» **WRITTEN PROBLEM**: Narrow the data below down to the lines containing "series".

» **DATA SHOWN**:
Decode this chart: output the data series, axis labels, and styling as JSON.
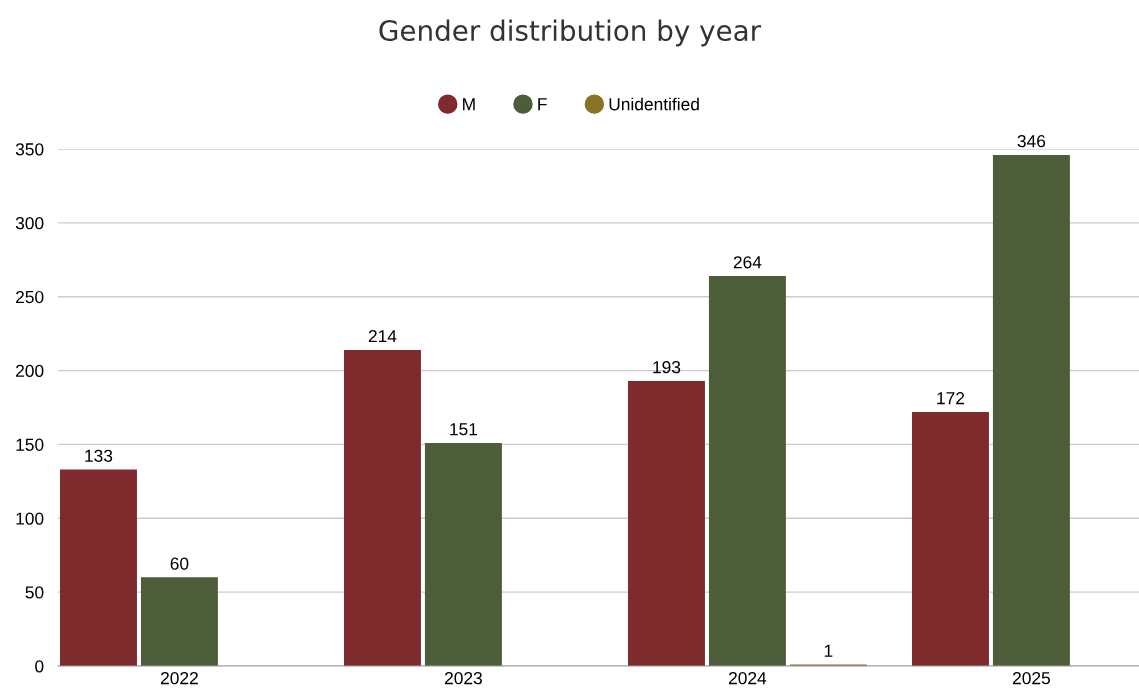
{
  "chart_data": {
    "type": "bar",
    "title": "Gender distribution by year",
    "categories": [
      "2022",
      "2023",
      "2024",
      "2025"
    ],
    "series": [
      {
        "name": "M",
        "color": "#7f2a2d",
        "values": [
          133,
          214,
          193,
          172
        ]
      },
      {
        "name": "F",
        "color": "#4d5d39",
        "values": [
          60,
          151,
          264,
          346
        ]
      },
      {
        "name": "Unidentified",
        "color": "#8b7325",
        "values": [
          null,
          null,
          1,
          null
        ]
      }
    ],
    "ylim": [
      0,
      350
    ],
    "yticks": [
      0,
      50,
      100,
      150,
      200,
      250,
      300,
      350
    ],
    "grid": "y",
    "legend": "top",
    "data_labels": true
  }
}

» **REPLY**:
Decode this chart: output the data series, axis labels, and styling as JSON.
    "series": [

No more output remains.